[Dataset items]
----------

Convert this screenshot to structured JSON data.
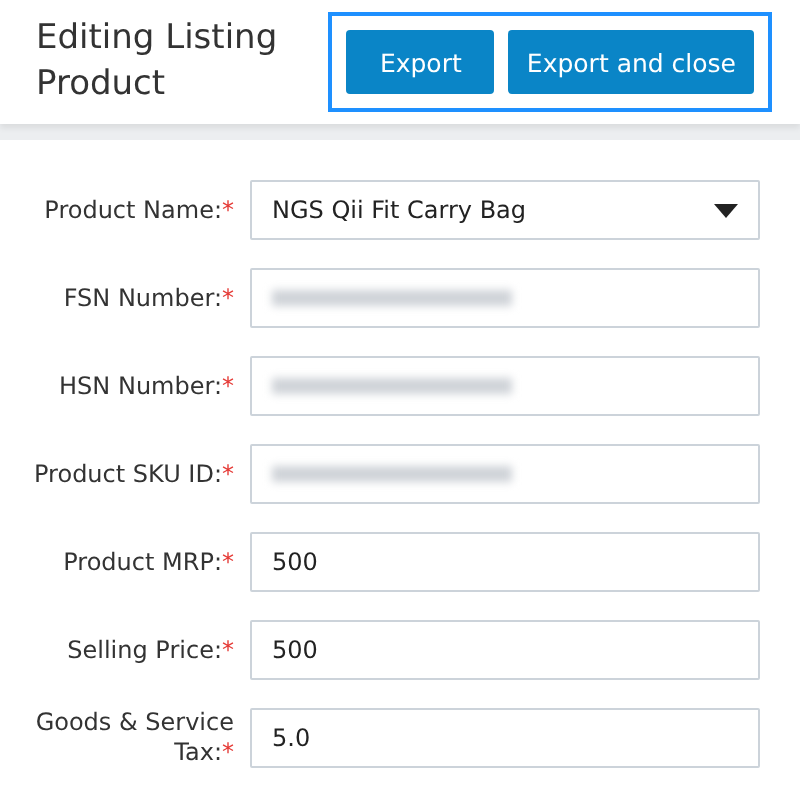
{
  "header": {
    "title": "Editing Listing Product",
    "buttons": [
      "Export",
      "Export and close"
    ]
  },
  "fields": [
    {
      "label": "Product Name:",
      "required_mark": "*",
      "kind": "select",
      "value": "NGS Qii Fit Carry Bag"
    },
    {
      "label": "FSN Number:",
      "required_mark": "*",
      "kind": "redacted"
    },
    {
      "label": "HSN Number:",
      "required_mark": "*",
      "kind": "redacted"
    },
    {
      "label": "Product SKU ID:",
      "required_mark": "*",
      "kind": "redacted"
    },
    {
      "label": "Product MRP:",
      "required_mark": "*",
      "kind": "text",
      "value": "500"
    },
    {
      "label": "Selling Price:",
      "required_mark": "*",
      "kind": "text",
      "value": "500"
    },
    {
      "label": "Goods & Service Tax:",
      "required_mark": "*",
      "kind": "text",
      "value": "5.0"
    }
  ]
}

----------

- [Aim] Search the lines for "Product". Copy each line that has it.

- [Written solution]
    "title": "Editing Listing Product",
      "label": "Product Name:",
      "label": "Product SKU ID:",
      "label": "Product MRP:",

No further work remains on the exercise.